** PROBLEM REQUIREMENTS **
Find each line with "school" and copy it.

* * * *

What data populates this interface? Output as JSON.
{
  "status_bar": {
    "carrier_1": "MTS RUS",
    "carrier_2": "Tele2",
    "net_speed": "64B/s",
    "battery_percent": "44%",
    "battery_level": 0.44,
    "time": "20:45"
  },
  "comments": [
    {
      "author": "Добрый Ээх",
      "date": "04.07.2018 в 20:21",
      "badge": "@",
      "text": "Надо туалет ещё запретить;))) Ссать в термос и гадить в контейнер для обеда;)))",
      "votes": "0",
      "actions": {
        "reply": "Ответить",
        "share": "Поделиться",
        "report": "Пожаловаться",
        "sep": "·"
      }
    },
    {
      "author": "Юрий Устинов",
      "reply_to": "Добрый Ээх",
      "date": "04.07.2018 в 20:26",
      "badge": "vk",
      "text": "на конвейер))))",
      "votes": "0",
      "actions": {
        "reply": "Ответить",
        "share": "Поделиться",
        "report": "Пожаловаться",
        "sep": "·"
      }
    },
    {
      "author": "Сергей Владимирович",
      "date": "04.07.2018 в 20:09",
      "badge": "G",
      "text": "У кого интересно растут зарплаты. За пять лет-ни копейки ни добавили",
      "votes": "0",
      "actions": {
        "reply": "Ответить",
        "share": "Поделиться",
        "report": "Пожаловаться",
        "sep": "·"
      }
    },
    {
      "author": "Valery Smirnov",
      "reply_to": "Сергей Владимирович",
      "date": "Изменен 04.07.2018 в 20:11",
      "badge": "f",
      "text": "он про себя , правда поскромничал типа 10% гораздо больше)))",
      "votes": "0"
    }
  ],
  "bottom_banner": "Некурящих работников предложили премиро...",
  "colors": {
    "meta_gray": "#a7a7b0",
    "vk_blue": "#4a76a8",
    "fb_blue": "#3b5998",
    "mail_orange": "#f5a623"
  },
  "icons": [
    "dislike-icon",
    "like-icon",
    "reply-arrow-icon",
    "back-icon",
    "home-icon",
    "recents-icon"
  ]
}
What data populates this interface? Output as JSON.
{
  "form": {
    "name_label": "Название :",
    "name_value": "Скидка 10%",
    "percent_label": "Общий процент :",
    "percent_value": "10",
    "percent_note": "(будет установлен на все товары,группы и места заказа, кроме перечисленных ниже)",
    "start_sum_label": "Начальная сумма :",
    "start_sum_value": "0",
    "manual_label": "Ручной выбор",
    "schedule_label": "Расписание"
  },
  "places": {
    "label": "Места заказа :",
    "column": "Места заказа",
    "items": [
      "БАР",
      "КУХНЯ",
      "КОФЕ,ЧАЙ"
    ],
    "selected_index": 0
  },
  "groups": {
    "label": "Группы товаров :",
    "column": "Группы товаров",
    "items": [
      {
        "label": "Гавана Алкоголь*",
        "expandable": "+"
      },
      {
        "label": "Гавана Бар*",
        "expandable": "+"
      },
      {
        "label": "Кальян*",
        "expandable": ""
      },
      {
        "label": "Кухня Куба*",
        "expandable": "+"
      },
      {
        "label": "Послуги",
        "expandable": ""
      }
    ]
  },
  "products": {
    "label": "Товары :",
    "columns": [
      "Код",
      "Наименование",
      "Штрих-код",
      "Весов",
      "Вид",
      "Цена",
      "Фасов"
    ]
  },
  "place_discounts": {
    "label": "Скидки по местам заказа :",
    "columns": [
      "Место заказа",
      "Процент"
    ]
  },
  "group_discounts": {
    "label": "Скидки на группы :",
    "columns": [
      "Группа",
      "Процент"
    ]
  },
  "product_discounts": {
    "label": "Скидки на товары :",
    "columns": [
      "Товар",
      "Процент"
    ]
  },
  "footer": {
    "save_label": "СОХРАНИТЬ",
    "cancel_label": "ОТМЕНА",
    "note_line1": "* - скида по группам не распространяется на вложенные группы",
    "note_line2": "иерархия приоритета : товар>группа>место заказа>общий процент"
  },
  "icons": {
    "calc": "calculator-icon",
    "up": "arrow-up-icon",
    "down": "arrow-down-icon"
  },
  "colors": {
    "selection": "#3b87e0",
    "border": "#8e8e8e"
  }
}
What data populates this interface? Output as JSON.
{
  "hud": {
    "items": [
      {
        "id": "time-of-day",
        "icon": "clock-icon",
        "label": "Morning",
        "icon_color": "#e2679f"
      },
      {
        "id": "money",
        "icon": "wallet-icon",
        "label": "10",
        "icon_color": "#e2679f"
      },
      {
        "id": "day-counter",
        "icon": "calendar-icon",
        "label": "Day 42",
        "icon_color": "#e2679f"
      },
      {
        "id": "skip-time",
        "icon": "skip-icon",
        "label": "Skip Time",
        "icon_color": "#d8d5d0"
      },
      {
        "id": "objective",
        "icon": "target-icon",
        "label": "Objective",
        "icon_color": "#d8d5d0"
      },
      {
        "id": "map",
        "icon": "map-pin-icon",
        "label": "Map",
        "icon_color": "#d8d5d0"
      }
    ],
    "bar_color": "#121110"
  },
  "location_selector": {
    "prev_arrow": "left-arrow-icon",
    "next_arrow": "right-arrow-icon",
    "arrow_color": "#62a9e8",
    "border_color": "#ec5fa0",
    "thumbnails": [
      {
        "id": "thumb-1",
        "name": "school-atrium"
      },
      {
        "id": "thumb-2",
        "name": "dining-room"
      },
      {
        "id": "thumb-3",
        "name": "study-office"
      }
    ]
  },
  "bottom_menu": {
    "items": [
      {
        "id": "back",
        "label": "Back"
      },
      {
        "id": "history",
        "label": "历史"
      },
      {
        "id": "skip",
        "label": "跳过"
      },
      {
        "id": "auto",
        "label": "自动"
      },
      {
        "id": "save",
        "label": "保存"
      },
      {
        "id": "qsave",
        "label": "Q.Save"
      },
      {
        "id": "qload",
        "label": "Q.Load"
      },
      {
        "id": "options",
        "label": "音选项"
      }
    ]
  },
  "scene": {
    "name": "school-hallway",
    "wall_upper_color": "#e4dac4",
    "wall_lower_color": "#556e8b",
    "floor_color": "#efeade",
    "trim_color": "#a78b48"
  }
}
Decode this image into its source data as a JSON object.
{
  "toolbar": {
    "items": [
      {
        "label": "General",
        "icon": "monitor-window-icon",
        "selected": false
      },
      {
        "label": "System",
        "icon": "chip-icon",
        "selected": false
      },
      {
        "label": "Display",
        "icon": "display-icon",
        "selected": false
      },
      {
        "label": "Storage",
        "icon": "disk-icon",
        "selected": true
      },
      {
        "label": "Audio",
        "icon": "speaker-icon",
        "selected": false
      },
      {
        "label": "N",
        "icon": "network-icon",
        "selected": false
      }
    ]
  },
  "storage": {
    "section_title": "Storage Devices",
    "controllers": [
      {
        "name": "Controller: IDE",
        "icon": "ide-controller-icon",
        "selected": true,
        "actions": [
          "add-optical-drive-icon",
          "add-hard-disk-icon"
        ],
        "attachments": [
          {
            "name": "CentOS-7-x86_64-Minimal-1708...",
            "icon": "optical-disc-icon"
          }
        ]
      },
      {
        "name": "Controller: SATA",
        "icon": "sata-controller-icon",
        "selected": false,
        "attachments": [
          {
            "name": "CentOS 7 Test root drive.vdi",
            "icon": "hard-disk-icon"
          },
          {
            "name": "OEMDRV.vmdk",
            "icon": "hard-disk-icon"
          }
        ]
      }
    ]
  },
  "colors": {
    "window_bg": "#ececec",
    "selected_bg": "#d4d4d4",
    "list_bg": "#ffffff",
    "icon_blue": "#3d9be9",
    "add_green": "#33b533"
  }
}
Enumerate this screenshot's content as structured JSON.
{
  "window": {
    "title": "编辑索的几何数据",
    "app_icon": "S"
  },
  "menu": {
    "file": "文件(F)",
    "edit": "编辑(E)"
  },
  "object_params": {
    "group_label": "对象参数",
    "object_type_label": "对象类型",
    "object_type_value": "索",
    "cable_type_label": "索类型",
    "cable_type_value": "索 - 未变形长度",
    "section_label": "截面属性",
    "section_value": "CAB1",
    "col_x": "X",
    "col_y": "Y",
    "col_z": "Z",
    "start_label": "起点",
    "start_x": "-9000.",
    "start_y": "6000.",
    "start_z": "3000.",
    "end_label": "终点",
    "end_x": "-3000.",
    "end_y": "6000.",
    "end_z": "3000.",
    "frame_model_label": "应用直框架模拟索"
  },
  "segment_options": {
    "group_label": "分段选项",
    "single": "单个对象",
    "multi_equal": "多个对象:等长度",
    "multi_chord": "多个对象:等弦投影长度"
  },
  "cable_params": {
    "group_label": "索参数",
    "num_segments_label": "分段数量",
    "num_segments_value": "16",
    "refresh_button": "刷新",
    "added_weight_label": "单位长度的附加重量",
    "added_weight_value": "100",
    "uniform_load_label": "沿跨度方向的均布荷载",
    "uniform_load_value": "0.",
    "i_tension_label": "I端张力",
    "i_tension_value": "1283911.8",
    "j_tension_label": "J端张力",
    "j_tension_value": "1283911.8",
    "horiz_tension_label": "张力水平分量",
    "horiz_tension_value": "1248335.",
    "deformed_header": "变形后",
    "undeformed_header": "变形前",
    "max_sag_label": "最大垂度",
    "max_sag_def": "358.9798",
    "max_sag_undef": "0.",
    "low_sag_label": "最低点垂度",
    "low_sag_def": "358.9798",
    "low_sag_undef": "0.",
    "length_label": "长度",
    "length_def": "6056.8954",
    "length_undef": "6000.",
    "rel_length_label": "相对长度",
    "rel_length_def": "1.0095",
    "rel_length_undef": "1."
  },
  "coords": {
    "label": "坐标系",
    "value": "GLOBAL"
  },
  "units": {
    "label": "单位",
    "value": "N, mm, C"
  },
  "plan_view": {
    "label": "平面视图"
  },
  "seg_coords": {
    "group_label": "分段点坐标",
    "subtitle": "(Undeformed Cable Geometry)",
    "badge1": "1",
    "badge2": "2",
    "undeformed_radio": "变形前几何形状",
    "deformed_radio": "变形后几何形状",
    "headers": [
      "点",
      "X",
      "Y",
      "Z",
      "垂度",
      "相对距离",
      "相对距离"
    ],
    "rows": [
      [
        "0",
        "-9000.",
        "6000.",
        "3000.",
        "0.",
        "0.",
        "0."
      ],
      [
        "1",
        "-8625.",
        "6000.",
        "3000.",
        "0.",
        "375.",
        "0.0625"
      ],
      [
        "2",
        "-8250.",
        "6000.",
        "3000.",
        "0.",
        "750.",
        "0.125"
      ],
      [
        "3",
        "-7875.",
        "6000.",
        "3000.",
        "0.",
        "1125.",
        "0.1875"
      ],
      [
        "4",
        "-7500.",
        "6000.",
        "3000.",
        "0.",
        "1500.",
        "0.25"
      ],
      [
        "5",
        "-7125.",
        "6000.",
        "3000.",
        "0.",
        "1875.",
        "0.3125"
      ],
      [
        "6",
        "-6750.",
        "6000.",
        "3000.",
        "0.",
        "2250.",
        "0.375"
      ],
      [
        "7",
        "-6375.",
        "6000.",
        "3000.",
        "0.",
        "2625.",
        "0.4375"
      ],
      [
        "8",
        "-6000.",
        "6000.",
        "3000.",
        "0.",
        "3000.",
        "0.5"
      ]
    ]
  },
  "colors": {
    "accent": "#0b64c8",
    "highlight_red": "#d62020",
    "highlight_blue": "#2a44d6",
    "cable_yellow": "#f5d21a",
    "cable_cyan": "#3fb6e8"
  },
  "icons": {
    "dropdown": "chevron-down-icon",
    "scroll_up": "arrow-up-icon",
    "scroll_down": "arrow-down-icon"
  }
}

* * * *

** TASK SOLUTION **
        "name": "school-atrium"
    "name": "school-hallway",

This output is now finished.